** LISTED ENTRIES **
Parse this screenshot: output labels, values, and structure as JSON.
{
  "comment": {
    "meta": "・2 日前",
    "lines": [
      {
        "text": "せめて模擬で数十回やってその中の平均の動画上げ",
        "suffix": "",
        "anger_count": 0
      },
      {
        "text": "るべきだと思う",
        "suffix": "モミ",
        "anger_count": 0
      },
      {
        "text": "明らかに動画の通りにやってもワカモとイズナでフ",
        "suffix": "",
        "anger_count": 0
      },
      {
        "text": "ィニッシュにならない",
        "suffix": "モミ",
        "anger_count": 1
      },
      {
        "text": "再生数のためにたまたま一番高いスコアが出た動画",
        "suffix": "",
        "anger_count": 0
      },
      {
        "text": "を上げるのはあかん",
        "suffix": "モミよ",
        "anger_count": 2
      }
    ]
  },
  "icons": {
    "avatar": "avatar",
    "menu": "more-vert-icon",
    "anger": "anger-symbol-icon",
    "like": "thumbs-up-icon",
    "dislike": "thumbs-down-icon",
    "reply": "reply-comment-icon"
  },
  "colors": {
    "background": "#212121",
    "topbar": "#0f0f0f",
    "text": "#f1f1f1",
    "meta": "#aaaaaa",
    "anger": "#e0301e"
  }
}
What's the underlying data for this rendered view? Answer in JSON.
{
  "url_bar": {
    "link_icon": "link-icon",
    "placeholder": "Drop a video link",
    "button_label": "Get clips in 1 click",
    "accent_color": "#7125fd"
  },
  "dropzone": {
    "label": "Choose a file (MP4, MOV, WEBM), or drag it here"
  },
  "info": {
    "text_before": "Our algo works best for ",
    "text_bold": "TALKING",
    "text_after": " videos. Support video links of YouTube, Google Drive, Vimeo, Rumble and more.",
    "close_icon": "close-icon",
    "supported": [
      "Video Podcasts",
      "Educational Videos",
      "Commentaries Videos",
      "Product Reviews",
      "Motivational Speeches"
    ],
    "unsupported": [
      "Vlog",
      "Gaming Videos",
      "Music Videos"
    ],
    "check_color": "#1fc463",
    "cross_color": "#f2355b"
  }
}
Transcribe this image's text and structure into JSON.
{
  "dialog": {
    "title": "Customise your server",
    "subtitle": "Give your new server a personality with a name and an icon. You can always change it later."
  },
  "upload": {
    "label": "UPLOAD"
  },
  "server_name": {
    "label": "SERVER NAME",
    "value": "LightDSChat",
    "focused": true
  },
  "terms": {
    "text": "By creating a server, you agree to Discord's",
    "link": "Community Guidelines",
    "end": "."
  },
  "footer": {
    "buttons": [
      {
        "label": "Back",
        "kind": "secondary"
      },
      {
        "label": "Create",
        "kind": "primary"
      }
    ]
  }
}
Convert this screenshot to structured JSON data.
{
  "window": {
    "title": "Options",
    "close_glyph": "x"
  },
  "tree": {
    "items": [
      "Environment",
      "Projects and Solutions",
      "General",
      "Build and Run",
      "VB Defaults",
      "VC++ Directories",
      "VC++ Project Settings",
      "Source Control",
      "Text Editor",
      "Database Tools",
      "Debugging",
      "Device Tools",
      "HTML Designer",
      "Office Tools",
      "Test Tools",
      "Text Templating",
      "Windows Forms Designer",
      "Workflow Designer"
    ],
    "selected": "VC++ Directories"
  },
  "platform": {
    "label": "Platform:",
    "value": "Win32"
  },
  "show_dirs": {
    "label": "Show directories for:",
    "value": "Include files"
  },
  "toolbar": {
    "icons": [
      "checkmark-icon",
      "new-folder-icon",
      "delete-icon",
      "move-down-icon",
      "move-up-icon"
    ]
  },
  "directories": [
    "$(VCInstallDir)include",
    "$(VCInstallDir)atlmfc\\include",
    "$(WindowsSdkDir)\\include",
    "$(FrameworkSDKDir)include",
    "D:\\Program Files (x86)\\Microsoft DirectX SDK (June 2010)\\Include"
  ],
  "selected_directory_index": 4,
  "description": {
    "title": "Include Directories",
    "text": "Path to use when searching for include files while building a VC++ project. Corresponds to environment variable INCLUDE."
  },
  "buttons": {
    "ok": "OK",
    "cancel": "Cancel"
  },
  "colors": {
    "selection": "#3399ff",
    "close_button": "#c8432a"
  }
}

** THE EXERCISE **
Return the whole listing exactly, with every line included.

** CORRECT OUTPUT **
Parse this screenshot: output labels, values, and structure as JSON.
{
  "comment": {
    "meta": "・2 日前",
    "lines": [
      {
        "text": "せめて模擬で数十回やってその中の平均の動画上げ",
        "suffix": "",
        "anger_count": 0
      },
      {
        "text": "るべきだと思う",
        "suffix": "モミ",
        "anger_count": 0
      },
      {
        "text": "明らかに動画の通りにやってもワカモとイズナでフ",
        "suffix": "",
        "anger_count": 0
      },
      {
        "text": "ィニッシュにならない",
        "suffix": "モミ",
        "anger_count": 1
      },
      {
        "text": "再生数のためにたまたま一番高いスコアが出た動画",
        "suffix": "",
        "anger_count": 0
      },
      {
        "text": "を上げるのはあかん",
        "suffix": "モミよ",
        "anger_count": 2
      }
    ]
  },
  "icons": {
    "avatar": "avatar",
    "menu": "more-vert-icon",
    "anger": "anger-symbol-icon",
    "like": "thumbs-up-icon",
    "dislike": "thumbs-down-icon",
    "reply": "reply-comment-icon"
  },
  "colors": {
    "background": "#212121",
    "topbar": "#0f0f0f",
    "text": "#f1f1f1",
    "meta": "#aaaaaa",
    "anger": "#e0301e"
  }
}
What's the underlying data for this rendered view? Answer in JSON.
{
  "url_bar": {
    "link_icon": "link-icon",
    "placeholder": "Drop a video link",
    "button_label": "Get clips in 1 click",
    "accent_color": "#7125fd"
  },
  "dropzone": {
    "label": "Choose a file (MP4, MOV, WEBM), or drag it here"
  },
  "info": {
    "text_before": "Our algo works best for ",
    "text_bold": "TALKING",
    "text_after": " videos. Support video links of YouTube, Google Drive, Vimeo, Rumble and more.",
    "close_icon": "close-icon",
    "supported": [
      "Video Podcasts",
      "Educational Videos",
      "Commentaries Videos",
      "Product Reviews",
      "Motivational Speeches"
    ],
    "unsupported": [
      "Vlog",
      "Gaming Videos",
      "Music Videos"
    ],
    "check_color": "#1fc463",
    "cross_color": "#f2355b"
  }
}
Transcribe this image's text and structure into JSON.
{
  "dialog": {
    "title": "Customise your server",
    "subtitle": "Give your new server a personality with a name and an icon. You can always change it later."
  },
  "upload": {
    "label": "UPLOAD"
  },
  "server_name": {
    "label": "SERVER NAME",
    "value": "LightDSChat",
    "focused": true
  },
  "terms": {
    "text": "By creating a server, you agree to Discord's",
    "link": "Community Guidelines",
    "end": "."
  },
  "footer": {
    "buttons": [
      {
        "label": "Back",
        "kind": "secondary"
      },
      {
        "label": "Create",
        "kind": "primary"
      }
    ]
  }
}
Convert this screenshot to structured JSON data.
{
  "window": {
    "title": "Options",
    "close_glyph": "x"
  },
  "tree": {
    "items": [
      "Environment",
      "Projects and Solutions",
      "General",
      "Build and Run",
      "VB Defaults",
      "VC++ Directories",
      "VC++ Project Settings",
      "Source Control",
      "Text Editor",
      "Database Tools",
      "Debugging",
      "Device Tools",
      "HTML Designer",
      "Office Tools",
      "Test Tools",
      "Text Templating",
      "Windows Forms Designer",
      "Workflow Designer"
    ],
    "selected": "VC++ Directories"
  },
  "platform": {
    "label": "Platform:",
    "value": "Win32"
  },
  "show_dirs": {
    "label": "Show directories for:",
    "value": "Include files"
  },
  "toolbar": {
    "icons": [
      "checkmark-icon",
      "new-folder-icon",
      "delete-icon",
      "move-down-icon",
      "move-up-icon"
    ]
  },
  "directories": [
    "$(VCInstallDir)include",
    "$(VCInstallDir)atlmfc\\include",
    "$(WindowsSdkDir)\\include",
    "$(FrameworkSDKDir)include",
    "D:\\Program Files (x86)\\Microsoft DirectX SDK (June 2010)\\Include"
  ],
  "selected_directory_index": 4,
  "description": {
    "title": "Include Directories",
    "text": "Path to use when searching for include files while building a VC++ project. Corresponds to environment variable INCLUDE."
  },
  "buttons": {
    "ok": "OK",
    "cancel": "Cancel"
  },
  "colors": {
    "selection": "#3399ff",
    "close_button": "#c8432a"
  }
}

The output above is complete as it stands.